> What needs to be done: Filter for the word "chcą" and keep each matching line.

[Dataset items]
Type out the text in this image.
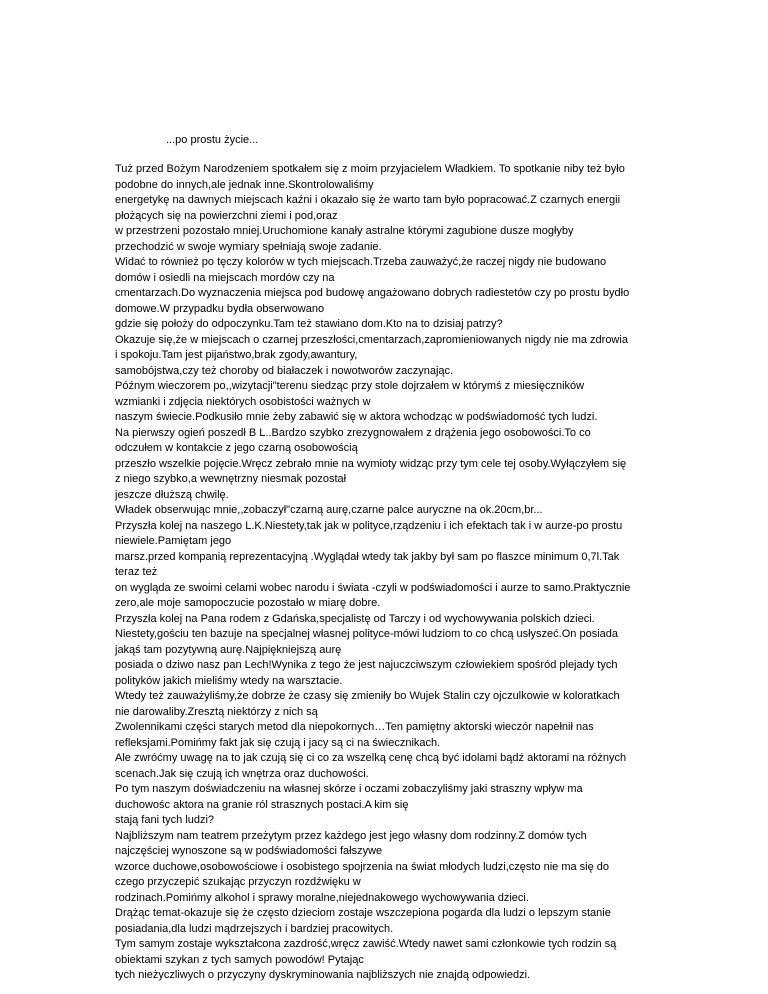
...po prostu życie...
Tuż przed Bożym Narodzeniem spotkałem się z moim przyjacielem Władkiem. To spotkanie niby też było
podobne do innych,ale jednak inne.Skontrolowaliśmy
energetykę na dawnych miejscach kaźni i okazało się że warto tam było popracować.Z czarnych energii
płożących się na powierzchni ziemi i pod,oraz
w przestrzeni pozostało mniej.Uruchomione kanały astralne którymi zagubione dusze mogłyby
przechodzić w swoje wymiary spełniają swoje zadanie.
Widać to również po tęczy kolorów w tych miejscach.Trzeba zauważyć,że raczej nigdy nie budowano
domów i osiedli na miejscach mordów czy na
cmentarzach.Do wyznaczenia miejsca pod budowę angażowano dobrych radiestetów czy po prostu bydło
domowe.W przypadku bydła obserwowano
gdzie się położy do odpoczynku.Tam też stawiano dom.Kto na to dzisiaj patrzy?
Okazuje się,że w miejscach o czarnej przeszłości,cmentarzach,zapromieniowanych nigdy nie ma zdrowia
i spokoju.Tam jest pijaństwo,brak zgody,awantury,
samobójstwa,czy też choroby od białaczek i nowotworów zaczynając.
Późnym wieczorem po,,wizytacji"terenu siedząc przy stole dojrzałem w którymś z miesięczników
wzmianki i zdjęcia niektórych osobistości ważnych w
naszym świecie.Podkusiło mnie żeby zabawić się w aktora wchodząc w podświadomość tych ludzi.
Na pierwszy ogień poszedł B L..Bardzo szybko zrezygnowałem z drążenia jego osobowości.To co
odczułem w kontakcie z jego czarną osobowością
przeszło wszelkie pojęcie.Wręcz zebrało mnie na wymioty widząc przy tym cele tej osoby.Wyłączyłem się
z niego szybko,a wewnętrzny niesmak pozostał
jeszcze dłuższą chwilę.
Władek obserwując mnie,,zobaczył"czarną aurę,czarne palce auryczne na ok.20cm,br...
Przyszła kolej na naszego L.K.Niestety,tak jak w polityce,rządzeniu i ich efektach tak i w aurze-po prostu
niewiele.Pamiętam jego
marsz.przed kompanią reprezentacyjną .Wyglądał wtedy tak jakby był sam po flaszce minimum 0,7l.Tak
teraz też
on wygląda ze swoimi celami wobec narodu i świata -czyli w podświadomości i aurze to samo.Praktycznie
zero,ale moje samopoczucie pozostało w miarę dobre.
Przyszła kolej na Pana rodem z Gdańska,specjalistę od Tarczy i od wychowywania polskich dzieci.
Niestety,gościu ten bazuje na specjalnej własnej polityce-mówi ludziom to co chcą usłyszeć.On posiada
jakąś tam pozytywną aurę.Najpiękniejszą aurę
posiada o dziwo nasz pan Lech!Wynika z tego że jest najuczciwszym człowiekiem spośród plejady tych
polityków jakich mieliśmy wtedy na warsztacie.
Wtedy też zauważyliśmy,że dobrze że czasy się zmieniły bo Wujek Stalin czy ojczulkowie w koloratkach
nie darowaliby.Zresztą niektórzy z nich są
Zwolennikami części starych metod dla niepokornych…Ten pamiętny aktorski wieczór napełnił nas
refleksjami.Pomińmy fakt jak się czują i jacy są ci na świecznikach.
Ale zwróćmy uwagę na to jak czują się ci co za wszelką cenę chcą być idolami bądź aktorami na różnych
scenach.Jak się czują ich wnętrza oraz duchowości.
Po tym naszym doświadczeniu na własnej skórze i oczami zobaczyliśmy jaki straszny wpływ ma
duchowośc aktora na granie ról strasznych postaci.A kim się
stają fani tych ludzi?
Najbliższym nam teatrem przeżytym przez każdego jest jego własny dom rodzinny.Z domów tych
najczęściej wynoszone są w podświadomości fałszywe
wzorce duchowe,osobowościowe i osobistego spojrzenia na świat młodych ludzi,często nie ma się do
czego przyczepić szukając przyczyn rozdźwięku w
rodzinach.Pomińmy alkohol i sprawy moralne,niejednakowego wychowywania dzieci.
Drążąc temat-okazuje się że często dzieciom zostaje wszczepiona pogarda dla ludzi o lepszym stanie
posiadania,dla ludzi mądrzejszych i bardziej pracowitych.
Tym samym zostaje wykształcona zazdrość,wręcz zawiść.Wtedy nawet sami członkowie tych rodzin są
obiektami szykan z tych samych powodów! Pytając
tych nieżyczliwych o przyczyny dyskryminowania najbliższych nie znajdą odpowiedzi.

> Reply to the exercise:
Niestety,gościu ten bazuje na specjalnej własnej polityce-mówi ludziom to co chcą usłyszeć.On posiada
Ale zwróćmy uwagę na to jak czują się ci co za wszelką cenę chcą być idolami bądź aktorami na różnych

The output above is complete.